Collect all the lines that mention the word "axis".

═══ Data supplied ═══

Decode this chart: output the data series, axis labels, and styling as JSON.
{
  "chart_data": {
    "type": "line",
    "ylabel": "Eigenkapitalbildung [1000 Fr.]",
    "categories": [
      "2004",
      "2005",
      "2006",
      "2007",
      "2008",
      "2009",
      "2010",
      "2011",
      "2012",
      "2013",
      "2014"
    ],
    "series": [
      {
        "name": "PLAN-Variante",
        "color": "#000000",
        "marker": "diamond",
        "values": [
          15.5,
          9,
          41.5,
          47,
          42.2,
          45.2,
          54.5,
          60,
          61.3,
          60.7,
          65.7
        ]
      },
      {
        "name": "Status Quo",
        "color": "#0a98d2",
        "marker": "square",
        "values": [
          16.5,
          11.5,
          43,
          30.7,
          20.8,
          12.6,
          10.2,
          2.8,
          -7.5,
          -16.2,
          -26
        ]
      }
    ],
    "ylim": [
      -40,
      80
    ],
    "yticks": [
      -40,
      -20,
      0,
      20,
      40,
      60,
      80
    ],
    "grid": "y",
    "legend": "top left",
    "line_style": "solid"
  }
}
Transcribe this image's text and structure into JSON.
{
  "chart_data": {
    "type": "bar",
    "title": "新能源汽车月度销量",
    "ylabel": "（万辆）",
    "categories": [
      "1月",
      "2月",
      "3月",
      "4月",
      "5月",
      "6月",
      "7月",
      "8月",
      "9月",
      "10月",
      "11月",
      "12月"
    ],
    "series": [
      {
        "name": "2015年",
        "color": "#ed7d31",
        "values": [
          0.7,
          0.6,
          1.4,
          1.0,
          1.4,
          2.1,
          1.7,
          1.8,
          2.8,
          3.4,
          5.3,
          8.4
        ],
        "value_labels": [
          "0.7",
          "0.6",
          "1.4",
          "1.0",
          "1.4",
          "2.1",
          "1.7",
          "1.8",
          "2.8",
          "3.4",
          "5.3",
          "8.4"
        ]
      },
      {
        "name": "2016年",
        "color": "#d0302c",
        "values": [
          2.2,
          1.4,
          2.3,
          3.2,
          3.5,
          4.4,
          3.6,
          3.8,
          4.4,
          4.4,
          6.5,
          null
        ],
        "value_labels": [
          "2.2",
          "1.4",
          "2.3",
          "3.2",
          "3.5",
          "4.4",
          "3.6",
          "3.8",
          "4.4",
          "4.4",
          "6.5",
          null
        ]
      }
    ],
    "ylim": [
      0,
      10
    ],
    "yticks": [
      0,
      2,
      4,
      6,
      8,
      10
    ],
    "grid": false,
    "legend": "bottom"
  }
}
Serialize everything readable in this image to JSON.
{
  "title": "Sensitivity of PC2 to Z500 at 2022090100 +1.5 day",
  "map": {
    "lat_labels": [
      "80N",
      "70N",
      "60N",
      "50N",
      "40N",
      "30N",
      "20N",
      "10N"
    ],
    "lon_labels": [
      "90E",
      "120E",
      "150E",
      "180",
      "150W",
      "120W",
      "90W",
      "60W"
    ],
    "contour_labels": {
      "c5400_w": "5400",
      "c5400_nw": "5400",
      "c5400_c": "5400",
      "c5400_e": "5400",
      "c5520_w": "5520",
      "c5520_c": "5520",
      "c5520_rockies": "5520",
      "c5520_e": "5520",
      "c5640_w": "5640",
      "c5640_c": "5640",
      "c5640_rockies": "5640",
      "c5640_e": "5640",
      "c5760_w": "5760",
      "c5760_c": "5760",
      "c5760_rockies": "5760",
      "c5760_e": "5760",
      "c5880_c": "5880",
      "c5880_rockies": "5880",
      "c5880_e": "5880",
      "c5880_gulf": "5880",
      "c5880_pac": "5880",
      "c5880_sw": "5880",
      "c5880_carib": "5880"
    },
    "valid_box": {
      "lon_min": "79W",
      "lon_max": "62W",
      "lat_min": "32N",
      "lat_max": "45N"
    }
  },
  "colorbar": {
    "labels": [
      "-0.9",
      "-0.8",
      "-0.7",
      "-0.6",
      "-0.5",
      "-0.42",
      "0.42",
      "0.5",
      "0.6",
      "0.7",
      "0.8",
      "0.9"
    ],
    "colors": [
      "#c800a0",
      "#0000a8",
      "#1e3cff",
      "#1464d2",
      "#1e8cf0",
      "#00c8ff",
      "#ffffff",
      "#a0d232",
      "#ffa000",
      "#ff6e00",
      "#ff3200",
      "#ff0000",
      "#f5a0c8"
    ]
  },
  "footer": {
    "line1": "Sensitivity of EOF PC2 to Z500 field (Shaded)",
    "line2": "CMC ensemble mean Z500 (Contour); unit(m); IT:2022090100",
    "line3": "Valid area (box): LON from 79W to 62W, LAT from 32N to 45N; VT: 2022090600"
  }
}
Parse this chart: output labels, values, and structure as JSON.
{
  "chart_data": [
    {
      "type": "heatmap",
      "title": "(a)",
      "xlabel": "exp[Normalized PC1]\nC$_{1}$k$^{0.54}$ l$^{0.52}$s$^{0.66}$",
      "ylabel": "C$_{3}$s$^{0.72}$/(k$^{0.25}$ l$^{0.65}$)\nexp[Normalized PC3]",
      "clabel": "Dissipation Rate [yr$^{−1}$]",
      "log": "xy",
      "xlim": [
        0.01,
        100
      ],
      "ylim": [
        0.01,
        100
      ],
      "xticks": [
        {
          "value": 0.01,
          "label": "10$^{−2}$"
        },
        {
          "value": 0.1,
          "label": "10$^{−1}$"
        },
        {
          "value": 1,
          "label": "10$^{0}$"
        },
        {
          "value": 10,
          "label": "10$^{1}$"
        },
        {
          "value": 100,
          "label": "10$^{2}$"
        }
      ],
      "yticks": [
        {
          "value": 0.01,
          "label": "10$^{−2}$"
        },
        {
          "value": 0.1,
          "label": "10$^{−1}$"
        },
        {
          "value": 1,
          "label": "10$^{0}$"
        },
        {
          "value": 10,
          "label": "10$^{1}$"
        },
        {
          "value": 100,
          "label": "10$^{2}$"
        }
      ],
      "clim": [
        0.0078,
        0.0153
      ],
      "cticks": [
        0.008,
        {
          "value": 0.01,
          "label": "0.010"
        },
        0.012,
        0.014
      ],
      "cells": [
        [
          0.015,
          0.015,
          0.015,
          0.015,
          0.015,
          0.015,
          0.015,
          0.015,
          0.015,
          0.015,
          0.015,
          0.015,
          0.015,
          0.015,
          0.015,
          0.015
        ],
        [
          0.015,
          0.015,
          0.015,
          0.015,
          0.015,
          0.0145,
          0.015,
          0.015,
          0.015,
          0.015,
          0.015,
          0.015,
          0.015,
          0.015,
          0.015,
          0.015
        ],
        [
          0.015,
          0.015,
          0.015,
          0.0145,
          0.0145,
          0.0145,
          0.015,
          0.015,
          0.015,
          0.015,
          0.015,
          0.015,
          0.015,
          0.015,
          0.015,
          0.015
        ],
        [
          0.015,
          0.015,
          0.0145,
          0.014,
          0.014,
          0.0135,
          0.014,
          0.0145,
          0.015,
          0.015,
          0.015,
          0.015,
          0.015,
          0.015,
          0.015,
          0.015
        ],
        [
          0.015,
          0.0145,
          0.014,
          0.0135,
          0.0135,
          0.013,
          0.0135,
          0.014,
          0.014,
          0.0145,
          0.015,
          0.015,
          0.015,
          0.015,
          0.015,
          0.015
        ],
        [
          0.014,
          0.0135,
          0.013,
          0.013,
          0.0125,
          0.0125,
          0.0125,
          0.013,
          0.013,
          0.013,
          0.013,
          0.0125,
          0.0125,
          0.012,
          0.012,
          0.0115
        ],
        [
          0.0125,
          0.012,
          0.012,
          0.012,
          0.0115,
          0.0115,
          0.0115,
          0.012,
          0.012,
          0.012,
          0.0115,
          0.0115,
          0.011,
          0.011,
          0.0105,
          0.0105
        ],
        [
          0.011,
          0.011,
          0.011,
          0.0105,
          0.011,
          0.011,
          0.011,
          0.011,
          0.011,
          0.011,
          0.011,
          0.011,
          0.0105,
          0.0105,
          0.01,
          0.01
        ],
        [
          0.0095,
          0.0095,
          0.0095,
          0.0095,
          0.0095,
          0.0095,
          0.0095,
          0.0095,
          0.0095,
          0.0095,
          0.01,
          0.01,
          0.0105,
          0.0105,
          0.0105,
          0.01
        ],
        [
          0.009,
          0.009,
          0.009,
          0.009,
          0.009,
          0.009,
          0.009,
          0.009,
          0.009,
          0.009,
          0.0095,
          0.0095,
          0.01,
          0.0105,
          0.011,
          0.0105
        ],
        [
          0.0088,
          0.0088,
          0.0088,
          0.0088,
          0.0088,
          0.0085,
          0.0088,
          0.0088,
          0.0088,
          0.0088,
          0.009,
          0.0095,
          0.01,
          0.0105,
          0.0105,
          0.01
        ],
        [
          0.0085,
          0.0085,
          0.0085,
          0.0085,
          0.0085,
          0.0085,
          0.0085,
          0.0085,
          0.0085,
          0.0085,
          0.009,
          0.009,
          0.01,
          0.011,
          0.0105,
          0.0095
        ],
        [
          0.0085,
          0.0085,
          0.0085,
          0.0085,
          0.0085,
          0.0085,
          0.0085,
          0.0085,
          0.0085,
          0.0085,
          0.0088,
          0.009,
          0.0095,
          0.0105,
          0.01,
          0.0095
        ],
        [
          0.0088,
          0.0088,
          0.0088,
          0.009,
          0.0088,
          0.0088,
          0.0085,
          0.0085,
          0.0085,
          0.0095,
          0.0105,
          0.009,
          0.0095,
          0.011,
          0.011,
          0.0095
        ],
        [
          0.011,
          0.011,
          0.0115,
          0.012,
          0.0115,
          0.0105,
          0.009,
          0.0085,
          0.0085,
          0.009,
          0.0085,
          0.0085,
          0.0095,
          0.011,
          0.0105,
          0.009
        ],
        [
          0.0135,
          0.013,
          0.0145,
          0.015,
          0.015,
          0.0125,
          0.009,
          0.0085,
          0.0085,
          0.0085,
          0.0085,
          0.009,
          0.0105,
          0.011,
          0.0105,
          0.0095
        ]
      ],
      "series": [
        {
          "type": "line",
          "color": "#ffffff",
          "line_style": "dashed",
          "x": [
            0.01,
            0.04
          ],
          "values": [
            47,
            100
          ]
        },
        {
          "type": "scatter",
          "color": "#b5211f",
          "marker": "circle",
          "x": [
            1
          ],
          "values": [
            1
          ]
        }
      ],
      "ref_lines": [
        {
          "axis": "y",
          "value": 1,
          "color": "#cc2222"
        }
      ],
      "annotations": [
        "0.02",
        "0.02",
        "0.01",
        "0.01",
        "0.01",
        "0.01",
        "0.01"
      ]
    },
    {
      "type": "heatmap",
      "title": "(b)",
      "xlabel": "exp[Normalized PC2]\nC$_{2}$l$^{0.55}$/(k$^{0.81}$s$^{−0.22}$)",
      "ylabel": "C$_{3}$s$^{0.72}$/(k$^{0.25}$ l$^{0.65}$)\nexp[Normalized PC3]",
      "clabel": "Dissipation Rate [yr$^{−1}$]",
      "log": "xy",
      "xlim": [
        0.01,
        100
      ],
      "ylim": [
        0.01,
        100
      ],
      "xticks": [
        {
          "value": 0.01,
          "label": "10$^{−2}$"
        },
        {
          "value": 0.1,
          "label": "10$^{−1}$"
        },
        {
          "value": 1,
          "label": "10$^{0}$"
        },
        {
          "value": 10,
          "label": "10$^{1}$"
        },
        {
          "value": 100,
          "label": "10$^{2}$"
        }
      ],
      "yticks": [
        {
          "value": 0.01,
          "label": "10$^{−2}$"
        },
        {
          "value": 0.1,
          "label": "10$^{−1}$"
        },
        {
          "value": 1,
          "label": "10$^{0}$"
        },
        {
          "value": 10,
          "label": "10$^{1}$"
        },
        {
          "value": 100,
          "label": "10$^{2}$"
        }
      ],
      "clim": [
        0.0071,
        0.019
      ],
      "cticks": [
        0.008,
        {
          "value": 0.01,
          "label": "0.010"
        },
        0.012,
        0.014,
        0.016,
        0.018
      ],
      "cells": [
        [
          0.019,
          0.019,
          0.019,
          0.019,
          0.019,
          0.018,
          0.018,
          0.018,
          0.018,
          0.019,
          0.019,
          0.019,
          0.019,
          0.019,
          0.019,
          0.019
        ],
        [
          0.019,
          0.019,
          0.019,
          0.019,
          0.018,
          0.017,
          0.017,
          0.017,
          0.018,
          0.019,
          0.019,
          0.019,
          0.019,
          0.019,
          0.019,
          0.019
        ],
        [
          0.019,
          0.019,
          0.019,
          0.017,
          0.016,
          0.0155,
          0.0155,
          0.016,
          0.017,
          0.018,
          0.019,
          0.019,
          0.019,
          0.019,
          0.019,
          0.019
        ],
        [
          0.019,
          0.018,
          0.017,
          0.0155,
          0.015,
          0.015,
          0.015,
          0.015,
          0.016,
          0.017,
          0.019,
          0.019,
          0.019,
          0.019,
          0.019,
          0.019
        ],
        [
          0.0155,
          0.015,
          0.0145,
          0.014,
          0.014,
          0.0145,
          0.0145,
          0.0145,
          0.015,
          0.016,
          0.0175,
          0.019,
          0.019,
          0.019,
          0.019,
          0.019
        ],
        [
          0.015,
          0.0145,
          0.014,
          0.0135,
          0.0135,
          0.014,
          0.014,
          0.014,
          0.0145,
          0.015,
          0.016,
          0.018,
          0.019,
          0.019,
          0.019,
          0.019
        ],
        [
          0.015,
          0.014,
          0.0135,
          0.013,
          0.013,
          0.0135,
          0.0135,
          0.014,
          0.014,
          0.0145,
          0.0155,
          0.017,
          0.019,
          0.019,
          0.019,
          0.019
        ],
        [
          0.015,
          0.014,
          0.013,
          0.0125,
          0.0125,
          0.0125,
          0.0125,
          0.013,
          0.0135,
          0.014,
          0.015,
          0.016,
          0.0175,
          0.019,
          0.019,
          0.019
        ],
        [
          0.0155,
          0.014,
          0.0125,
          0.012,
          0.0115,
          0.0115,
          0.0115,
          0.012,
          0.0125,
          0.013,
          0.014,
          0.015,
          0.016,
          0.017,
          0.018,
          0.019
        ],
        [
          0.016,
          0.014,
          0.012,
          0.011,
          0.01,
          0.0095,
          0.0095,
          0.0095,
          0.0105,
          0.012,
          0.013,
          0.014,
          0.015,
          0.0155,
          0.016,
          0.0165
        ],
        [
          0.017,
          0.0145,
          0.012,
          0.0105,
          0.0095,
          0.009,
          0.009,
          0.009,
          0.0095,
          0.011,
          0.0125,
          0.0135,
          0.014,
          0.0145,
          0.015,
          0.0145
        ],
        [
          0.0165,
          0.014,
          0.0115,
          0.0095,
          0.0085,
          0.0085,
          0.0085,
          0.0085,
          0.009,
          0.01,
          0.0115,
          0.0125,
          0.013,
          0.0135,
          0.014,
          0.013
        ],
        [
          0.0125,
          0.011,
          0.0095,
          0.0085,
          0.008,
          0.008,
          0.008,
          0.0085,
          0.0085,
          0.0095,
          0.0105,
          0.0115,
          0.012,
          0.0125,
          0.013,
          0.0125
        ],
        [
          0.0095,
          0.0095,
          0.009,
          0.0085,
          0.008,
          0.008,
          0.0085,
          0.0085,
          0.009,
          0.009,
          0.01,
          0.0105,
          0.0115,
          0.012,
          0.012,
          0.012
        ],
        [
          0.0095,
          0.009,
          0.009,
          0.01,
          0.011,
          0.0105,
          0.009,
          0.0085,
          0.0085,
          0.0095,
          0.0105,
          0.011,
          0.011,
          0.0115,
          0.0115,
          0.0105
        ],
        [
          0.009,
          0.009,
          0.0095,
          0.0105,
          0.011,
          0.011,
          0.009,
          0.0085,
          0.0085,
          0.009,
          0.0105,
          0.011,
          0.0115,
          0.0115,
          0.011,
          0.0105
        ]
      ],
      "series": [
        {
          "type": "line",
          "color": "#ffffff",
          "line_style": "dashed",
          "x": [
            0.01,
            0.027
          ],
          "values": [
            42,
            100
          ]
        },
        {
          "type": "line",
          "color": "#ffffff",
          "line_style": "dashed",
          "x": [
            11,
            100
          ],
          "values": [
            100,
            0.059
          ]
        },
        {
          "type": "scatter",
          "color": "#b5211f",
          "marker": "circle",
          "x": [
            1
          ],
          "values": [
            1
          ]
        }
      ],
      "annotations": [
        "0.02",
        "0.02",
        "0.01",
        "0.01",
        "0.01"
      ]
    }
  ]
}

═══

* _Exercise output_
Decode this chart: output the data series, axis labels, and styling as JSON.
          "axis": "y",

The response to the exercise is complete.